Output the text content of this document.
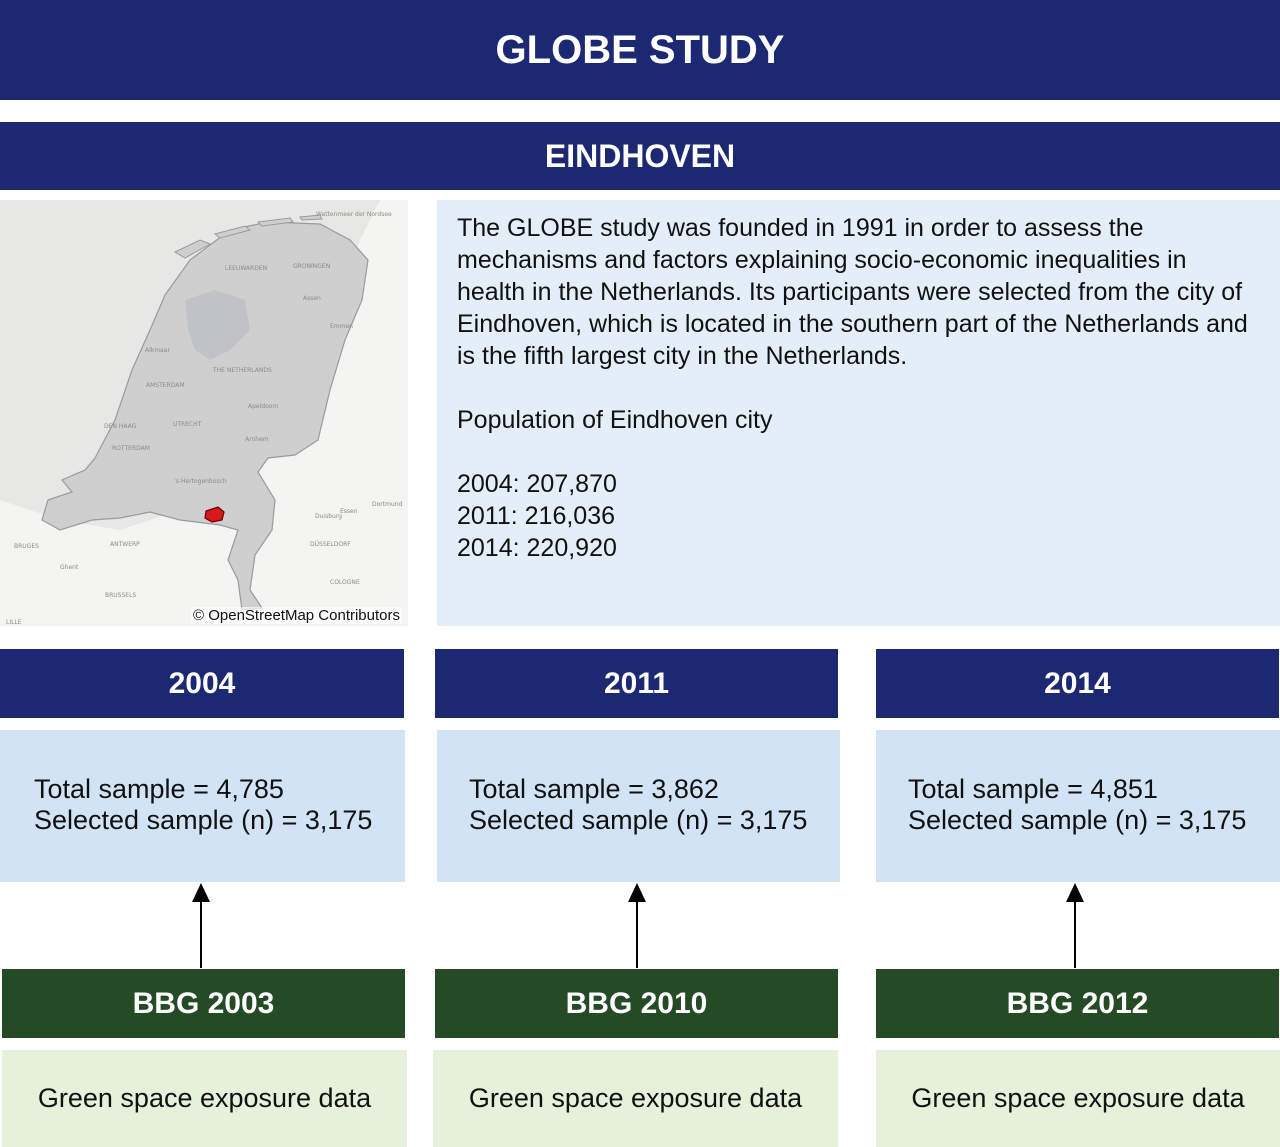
GLOBE STUDY
EINDHOVEN
LEEUWARDEN	GRONINGEN
Assen
Emmen
Alkmaar
THE NETHERLANDS
AMSTERDAM
Apeldoorn
DEN HAAG	UTRECHT
ROTTERDAM
Arnhem
's-Hertogenbosch
Duisburg
Essen
Dortmund
BRUGES	ANTWERP	DÜSSELDORF
Ghent
BRUSSELS
COLOGNE
LILLE
Wattenmeer der Nordsee
© OpenStreetMap Contributors

The GLOBE study was founded in 1991 in order to assess the mechanisms and factors explaining socio-economic inequalities in health in the Netherlands. Its participants were selected from the city of Eindhoven, which is located in the southern part of the Netherlands and is the fifth largest city in the Netherlands.

Population of Eindhoven city

2004: 207,870

2011: 216,036

2014: 220,920

2004
Total sample = 4,785
Selected sample (n) = 3,175
BBG 2003
Green space exposure data
2011
Total sample = 3,862
Selected sample (n) = 3,175
BBG 2010
Green space exposure data
2014
Total sample = 4,851
Selected sample (n) = 3,175
BBG 2012
Green space exposure data
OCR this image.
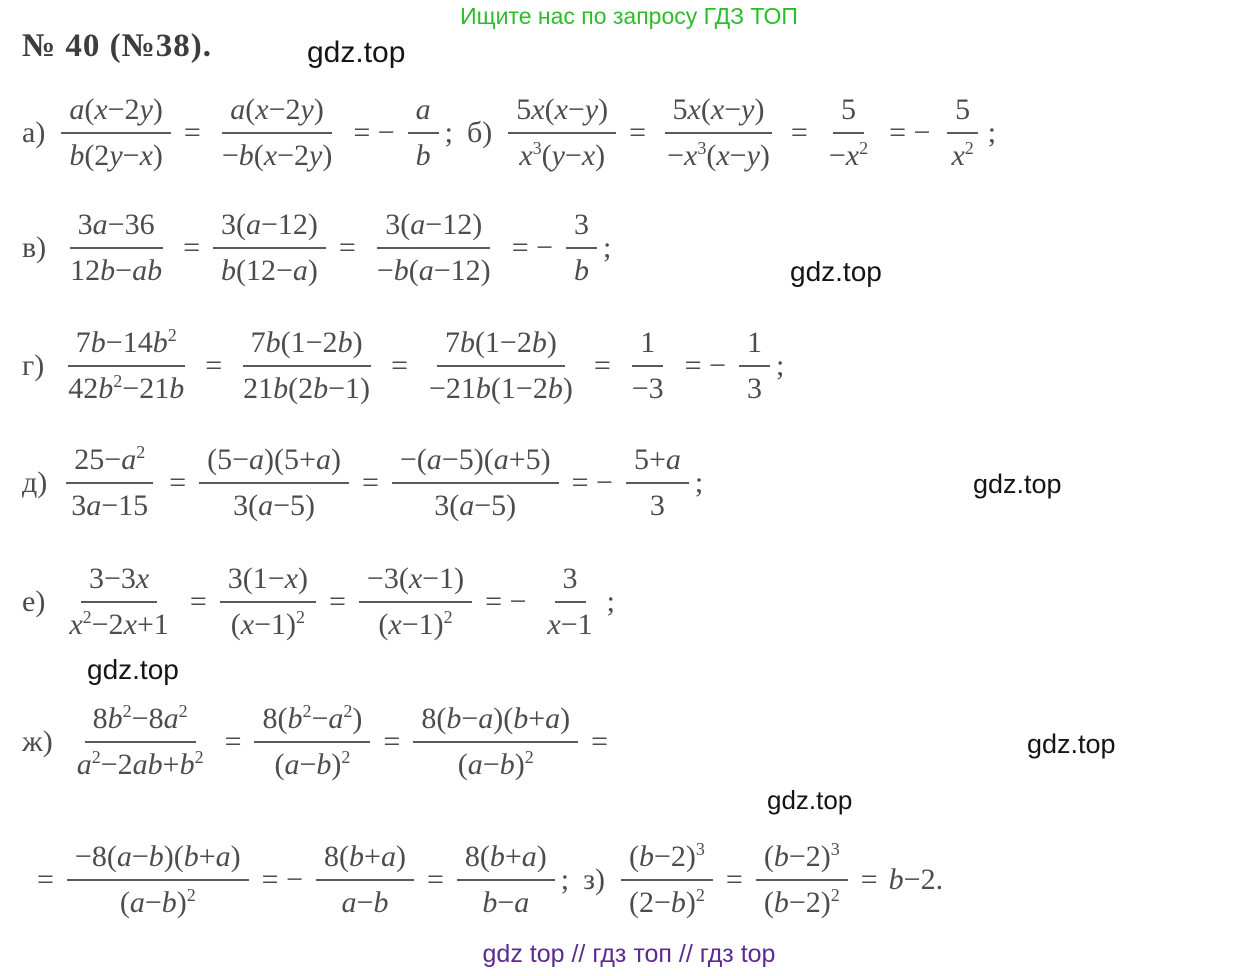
Ищите нас по запросу ГДЗ ТОП
№ 40 (№38).	gdz.top
gdz.top
gdz.top
gdz.top
gdz.top
gdz.top
$а) \frac{a(x-2y)}{b(2y-x)} = \frac{a(x-2y)}{-b(x-2y)}$ = − $\frac{a}{b}$ ; $б) \frac{5x(x-y)}{x^3(y-x)} = \frac{5x(x-y)}{-x^3(x-y)} = \frac{5}{-x^2}$ = − $\frac{5}{x^2}$ ;
$в) \frac{3a-36}{12b-ab} = \frac{3(a-12)}{b(12-a)} = \frac{3(a-12)}{-b(a-12)}$ = − $\frac{3}{b}$ ;
$г) \frac{7b-14b^2}{42b^2-21b} = \frac{7b(1-2b)}{21b(2b-1)} = \frac{7b(1-2b)}{-21b(1-2b)} = \frac{1}{-3}$ = − $\frac{1}{3}$ ;
$д) \frac{25-a^2}{3a-15} = \frac{(5-a)(5+a)}{3(a-5)} = \frac{-(a-5)(a+5)}{3(a-5)}$ = − $\frac{5+a}{3}$ ;
$е) \frac{3-3x}{x^2-2x+1} = \frac{3(1-x)}{(x-1)^2} = \frac{-3(x-1)}{(x-1)^2}$ = − $\frac{3}{x-1}$ ;
$ж) \frac{8b^2-8a^2}{a^2-2ab+b^2} = \frac{8(b^2-a^2)}{(a-b)^2} = \frac{8(b-a)(b+a)}{(a-b)^2}$ =
= $\frac{-8(a-b)(b+a)}{(a-b)^2}$ = − $\frac{8(b+a)}{a-b} = \frac{8(b+a)}{b-a}$ ; $з) \frac{(b-2)^3}{(2-b)^2} = \frac{(b-2)^3}{(b-2)^2} = b-2$.
gdz top // гдз топ // гдз top
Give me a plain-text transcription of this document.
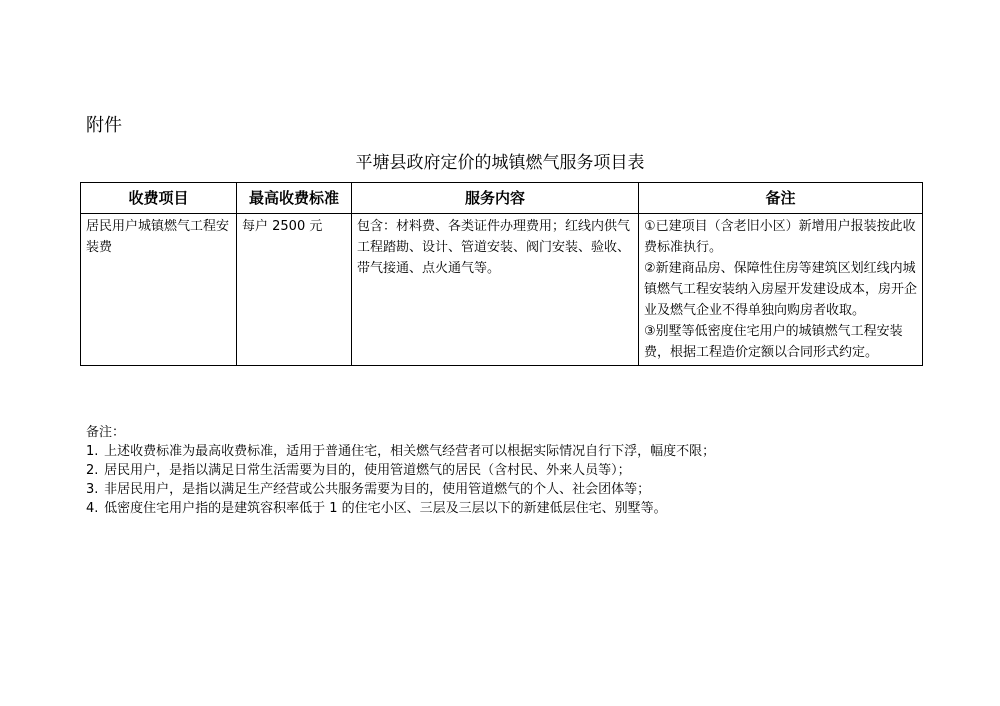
附件

平塘县政府定价的城镇燃气服务项目表
收费项目	最高收费标准	服务内容	备注
居民用户城镇燃气工程安装费	每户 2500 元	包含：材料费、各类证件办理费用；红线内供气工程踏勘、设计、管道安装、阀门安装、验收、带气接通、点火通气等。	①已建项目（含老旧小区）新增用户报装按此收费标准执行。
②新建商品房、保障性住房等建筑区划红线内城镇燃气工程安装纳入房屋开发建设成本，房开企业及燃气企业不得单独向购房者收取。
③别墅等低密度住宅用户的城镇燃气工程安装费，根据工程造价定额以合同形式约定。
备注：
1. 上述收费标准为最高收费标准，适用于普通住宅，相关燃气经营者可以根据实际情况自行下浮，幅度不限；
2. 居民用户，是指以满足日常生活需要为目的，使用管道燃气的居民（含村民、外来人员等）；
3. 非居民用户，是指以满足生产经营或公共服务需要为目的，使用管道燃气的个人、社会团体等；
4. 低密度住宅用户指的是建筑容积率低于 1 的住宅小区、三层及三层以下的新建低层住宅、别墅等。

┄┄┄┄┄┄┄┄┄┄

Whenever "this" turns up in a line, pick that line out.

## ANSWER BELOW
Output the text content of this document.
OCR this image.
Give me a plain-text transcription of this document.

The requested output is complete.